GOAL
Go through the material below and copy all lines with "icon".

** START OF LISTED RECORDS **

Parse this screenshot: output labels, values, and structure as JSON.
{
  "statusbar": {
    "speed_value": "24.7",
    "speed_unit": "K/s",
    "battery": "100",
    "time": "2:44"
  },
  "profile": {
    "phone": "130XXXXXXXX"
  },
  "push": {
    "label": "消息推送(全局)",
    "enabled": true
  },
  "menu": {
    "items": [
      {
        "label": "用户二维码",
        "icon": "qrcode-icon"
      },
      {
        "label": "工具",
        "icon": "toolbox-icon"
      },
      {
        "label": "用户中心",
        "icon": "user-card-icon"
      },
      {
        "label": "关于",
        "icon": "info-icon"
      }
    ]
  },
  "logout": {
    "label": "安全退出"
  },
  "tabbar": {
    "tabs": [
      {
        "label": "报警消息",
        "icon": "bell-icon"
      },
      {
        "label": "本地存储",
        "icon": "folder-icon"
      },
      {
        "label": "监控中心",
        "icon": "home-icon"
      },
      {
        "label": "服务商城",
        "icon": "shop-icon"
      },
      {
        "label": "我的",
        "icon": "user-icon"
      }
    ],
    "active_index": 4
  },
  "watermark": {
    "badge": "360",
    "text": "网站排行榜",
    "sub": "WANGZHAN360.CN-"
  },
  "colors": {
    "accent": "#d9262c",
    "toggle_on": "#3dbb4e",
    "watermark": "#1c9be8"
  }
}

** END OF LISTED RECORDS **

RESPONSE TO THE EXERCISE
        "icon": "qrcode-icon"
        "icon": "toolbox-icon"
        "icon": "user-card-icon"
        "icon": "info-icon"
        "icon": "bell-icon"
        "icon": "folder-icon"
        "icon": "home-icon"
        "icon": "shop-icon"
        "icon": "user-icon"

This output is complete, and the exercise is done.